→ **Task to carry out**
Every entry below must be repeated exactly; skip the pictures.

→ **Available records**

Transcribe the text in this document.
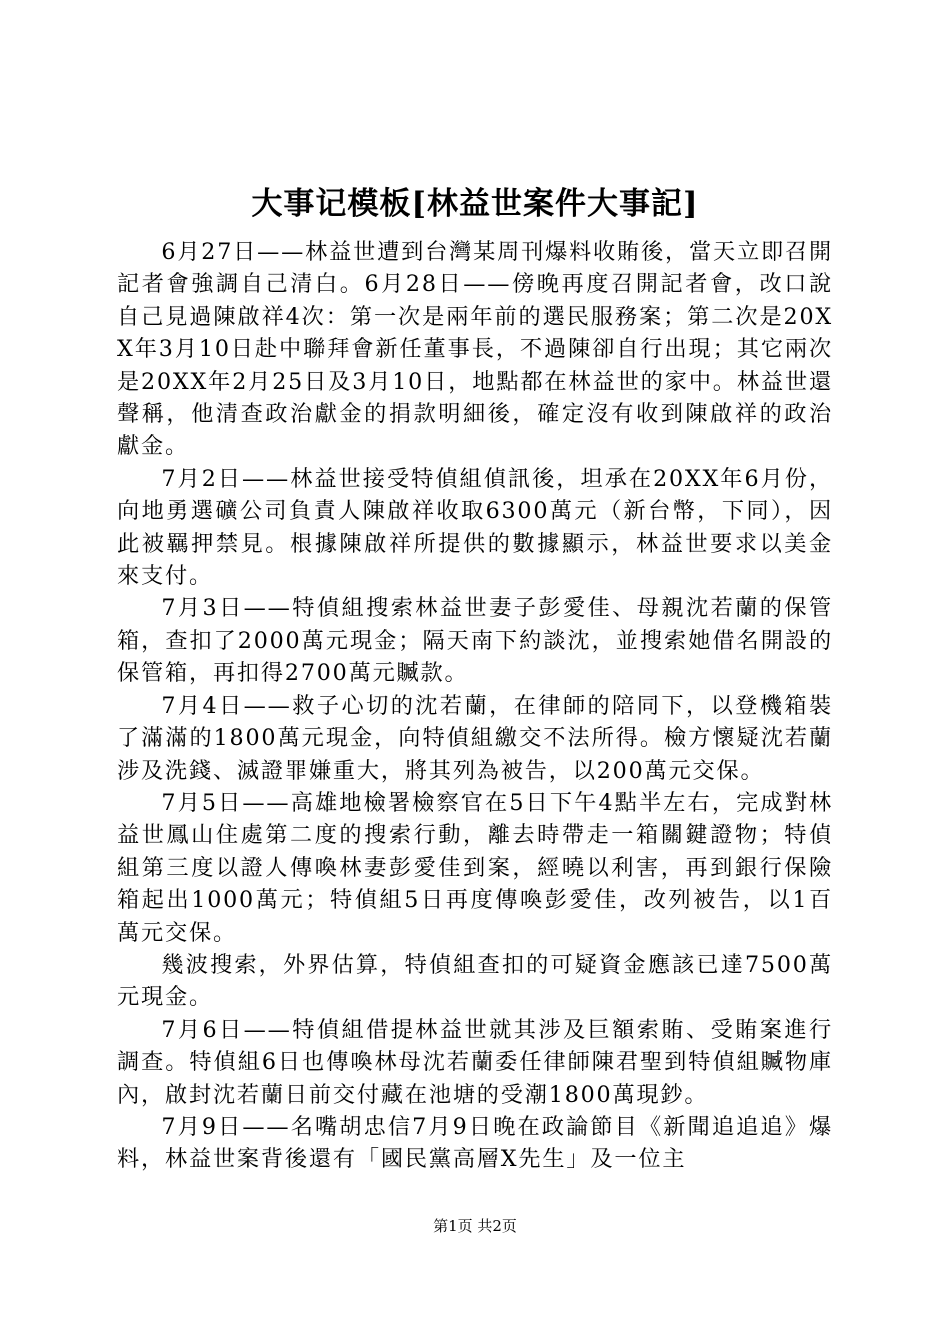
大事记模板[林益世案件大事記]

6月27日——林益世遭到台灣某周刊爆料收賄後，當天立即召開記者會強調自己清白。6月28日——傍晚再度召開記者會，改口說自己見過陳啟祥4次：第一次是兩年前的選民服務案；第二次是20XX年3月10日赴中聯拜會新任董事長，不過陳卻自行出現；其它兩次是20XX年2月25日及3月10日，地點都在林益世的家中。林益世還聲稱，他清查政治獻金的捐款明細後，確定沒有收到陳啟祥的政治獻金。

7月2日——林益世接受特偵組偵訊後，坦承在20XX年6月份，向地勇選礦公司負責人陳啟祥收取6300萬元（新台幣，下同），因此被羈押禁見。根據陳啟祥所提供的數據顯示，林益世要求以美金來支付。

7月3日——特偵組搜索林益世妻子彭愛佳、母親沈若蘭的保管箱，查扣了2000萬元現金；隔天南下約談沈，並搜索她借名開設的保管箱，再扣得2700萬元贓款。

7月4日——救子心切的沈若蘭，在律師的陪同下，以登機箱裝了滿滿的1800萬元現金，向特偵組繳交不法所得。檢方懷疑沈若蘭涉及洗錢、滅證罪嫌重大，將其列為被告，以200萬元交保。

7月5日——高雄地檢署檢察官在5日下午4點半左右，完成對林益世鳳山住處第二度的搜索行動，離去時帶走一箱關鍵證物；特偵組第三度以證人傳喚林妻彭愛佳到案，經曉以利害，再到銀行保險箱起出1000萬元；特偵組5日再度傳喚彭愛佳，改列被告，以1百萬元交保。

幾波搜索，外界估算，特偵組查扣的可疑資金應該已達7500萬元現金。

7月6日——特偵組借提林益世就其涉及巨額索賄、受賄案進行調查。特偵組6日也傳喚林母沈若蘭委任律師陳君聖到特偵組贓物庫內，啟封沈若蘭日前交付藏在池塘的受潮1800萬現鈔。

7月9日——名嘴胡忠信7月9日晚在政論節目《新聞追追追》爆料，林益世案背後還有「國民黨高層X先生」及一位主

第1页 共2页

→ **Answer for this exercise**
Transcribe the text in this document.
大事记模板[林益世案件大事記]

6月27日——林益世遭到台灣某周刊爆料收賄後，當天立即召開記者會強調自己清白。6月28日——傍晚再度召開記者會，改口說自己見過陳啟祥4次：第一次是兩年前的選民服務案；第二次是20XX年3月10日赴中聯拜會新任董事長，不過陳卻自行出現；其它兩次是20XX年2月25日及3月10日，地點都在林益世的家中。林益世還聲稱，他清查政治獻金的捐款明細後，確定沒有收到陳啟祥的政治獻金。

7月2日——林益世接受特偵組偵訊後，坦承在20XX年6月份，向地勇選礦公司負責人陳啟祥收取6300萬元（新台幣，下同），因此被羈押禁見。根據陳啟祥所提供的數據顯示，林益世要求以美金來支付。

7月3日——特偵組搜索林益世妻子彭愛佳、母親沈若蘭的保管箱，查扣了2000萬元現金；隔天南下約談沈，並搜索她借名開設的保管箱，再扣得2700萬元贓款。

7月4日——救子心切的沈若蘭，在律師的陪同下，以登機箱裝了滿滿的1800萬元現金，向特偵組繳交不法所得。檢方懷疑沈若蘭涉及洗錢、滅證罪嫌重大，將其列為被告，以200萬元交保。

7月5日——高雄地檢署檢察官在5日下午4點半左右，完成對林益世鳳山住處第二度的搜索行動，離去時帶走一箱關鍵證物；特偵組第三度以證人傳喚林妻彭愛佳到案，經曉以利害，再到銀行保險箱起出1000萬元；特偵組5日再度傳喚彭愛佳，改列被告，以1百萬元交保。

幾波搜索，外界估算，特偵組查扣的可疑資金應該已達7500萬元現金。

7月6日——特偵組借提林益世就其涉及巨額索賄、受賄案進行調查。特偵組6日也傳喚林母沈若蘭委任律師陳君聖到特偵組贓物庫內，啟封沈若蘭日前交付藏在池塘的受潮1800萬現鈔。

7月9日——名嘴胡忠信7月9日晚在政論節目《新聞追追追》爆料，林益世案背後還有「國民黨高層X先生」及一位主

第1页 共2页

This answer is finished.